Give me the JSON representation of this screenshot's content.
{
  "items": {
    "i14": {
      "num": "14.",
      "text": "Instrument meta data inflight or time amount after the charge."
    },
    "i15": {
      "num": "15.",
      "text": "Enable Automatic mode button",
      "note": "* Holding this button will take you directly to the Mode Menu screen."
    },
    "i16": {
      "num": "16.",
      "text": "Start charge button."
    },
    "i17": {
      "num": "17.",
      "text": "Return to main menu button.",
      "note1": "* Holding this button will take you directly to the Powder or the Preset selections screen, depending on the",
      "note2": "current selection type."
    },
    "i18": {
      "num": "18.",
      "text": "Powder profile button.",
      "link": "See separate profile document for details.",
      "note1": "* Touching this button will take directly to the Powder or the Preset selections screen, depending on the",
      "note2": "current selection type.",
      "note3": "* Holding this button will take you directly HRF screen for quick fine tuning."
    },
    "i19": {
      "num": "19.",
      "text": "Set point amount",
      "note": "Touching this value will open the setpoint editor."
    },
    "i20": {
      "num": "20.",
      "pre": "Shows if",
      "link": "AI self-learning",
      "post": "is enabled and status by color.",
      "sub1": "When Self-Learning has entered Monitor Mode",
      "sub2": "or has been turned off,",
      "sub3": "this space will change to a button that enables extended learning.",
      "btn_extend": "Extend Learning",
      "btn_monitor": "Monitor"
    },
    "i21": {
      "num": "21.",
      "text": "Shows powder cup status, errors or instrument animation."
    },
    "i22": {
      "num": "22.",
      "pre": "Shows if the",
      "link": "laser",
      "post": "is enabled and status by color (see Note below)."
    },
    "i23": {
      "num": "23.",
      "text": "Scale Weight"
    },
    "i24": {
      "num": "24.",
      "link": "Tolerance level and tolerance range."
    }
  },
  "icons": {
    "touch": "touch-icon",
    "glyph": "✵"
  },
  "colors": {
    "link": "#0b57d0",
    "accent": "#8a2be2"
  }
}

■ **What is required**
Which lines contain "type"? Show each of them.

■ **Output for this task**
      "note2": "current selection type."
      "note2": "current selection type.",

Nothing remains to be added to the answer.